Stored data
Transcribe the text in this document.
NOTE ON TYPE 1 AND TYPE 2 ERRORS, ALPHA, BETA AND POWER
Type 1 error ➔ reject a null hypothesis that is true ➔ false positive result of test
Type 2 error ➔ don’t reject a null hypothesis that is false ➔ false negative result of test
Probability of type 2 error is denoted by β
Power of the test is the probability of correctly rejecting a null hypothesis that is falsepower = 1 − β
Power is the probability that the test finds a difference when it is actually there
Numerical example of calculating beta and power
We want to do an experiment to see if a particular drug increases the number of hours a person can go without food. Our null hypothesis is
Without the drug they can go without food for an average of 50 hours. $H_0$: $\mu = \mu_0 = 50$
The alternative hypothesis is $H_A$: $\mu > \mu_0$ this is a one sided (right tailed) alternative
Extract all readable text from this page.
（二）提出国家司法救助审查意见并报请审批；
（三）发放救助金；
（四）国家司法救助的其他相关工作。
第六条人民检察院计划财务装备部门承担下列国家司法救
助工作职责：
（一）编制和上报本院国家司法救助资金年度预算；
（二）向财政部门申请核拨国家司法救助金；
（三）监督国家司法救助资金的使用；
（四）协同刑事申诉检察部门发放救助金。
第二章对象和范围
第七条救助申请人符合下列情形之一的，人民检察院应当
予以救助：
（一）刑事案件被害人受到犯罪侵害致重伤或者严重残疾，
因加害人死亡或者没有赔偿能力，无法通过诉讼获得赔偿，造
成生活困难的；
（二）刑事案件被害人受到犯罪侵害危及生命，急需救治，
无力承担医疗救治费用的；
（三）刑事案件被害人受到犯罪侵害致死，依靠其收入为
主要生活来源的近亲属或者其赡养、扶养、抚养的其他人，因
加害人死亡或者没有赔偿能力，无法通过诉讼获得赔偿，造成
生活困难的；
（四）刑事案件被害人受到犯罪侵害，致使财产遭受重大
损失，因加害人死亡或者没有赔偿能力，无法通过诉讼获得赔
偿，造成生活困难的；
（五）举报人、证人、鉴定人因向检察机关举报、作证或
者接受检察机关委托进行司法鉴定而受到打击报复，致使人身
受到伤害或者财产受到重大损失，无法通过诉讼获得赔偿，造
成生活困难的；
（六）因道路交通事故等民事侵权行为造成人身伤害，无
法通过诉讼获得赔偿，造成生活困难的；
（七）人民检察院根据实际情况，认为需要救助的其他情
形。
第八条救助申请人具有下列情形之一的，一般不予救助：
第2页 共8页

**TASK DETAILS**:
Print all of the entries exactly as they appear.

**ANSWER FOR THE TASK**:
Transcribe the text in this document.
NOTE ON TYPE 1 AND TYPE 2 ERRORS, ALPHA, BETA AND POWER
Type 1 error ➔ reject a null hypothesis that is true ➔ false positive result of test
Type 2 error ➔ don’t reject a null hypothesis that is false ➔ false negative result of test
Probability of type 2 error is denoted by β
Power of the test is the probability of correctly rejecting a null hypothesis that is falsepower = 1 − β
Power is the probability that the test finds a difference when it is actually there
Numerical example of calculating beta and power
We want to do an experiment to see if a particular drug increases the number of hours a person can go without food. Our null hypothesis is
Without the drug they can go without food for an average of 50 hours. $H_0$: $\mu = \mu_0 = 50$
The alternative hypothesis is $H_A$: $\mu > \mu_0$ this is a one sided (right tailed) alternative
Extract all readable text from this page.
（二）提出国家司法救助审查意见并报请审批；
（三）发放救助金；
（四）国家司法救助的其他相关工作。
第六条人民检察院计划财务装备部门承担下列国家司法救
助工作职责：
（一）编制和上报本院国家司法救助资金年度预算；
（二）向财政部门申请核拨国家司法救助金；
（三）监督国家司法救助资金的使用；
（四）协同刑事申诉检察部门发放救助金。
第二章对象和范围
第七条救助申请人符合下列情形之一的，人民检察院应当
予以救助：
（一）刑事案件被害人受到犯罪侵害致重伤或者严重残疾，
因加害人死亡或者没有赔偿能力，无法通过诉讼获得赔偿，造
成生活困难的；
（二）刑事案件被害人受到犯罪侵害危及生命，急需救治，
无力承担医疗救治费用的；
（三）刑事案件被害人受到犯罪侵害致死，依靠其收入为
主要生活来源的近亲属或者其赡养、扶养、抚养的其他人，因
加害人死亡或者没有赔偿能力，无法通过诉讼获得赔偿，造成
生活困难的；
（四）刑事案件被害人受到犯罪侵害，致使财产遭受重大
损失，因加害人死亡或者没有赔偿能力，无法通过诉讼获得赔
偿，造成生活困难的；
（五）举报人、证人、鉴定人因向检察机关举报、作证或
者接受检察机关委托进行司法鉴定而受到打击报复，致使人身
受到伤害或者财产受到重大损失，无法通过诉讼获得赔偿，造
成生活困难的；
（六）因道路交通事故等民事侵权行为造成人身伤害，无
法通过诉讼获得赔偿，造成生活困难的；
（七）人民检察院根据实际情况，认为需要救助的其他情
形。
第八条救助申请人具有下列情形之一的，一般不予救助：
第2页 共8页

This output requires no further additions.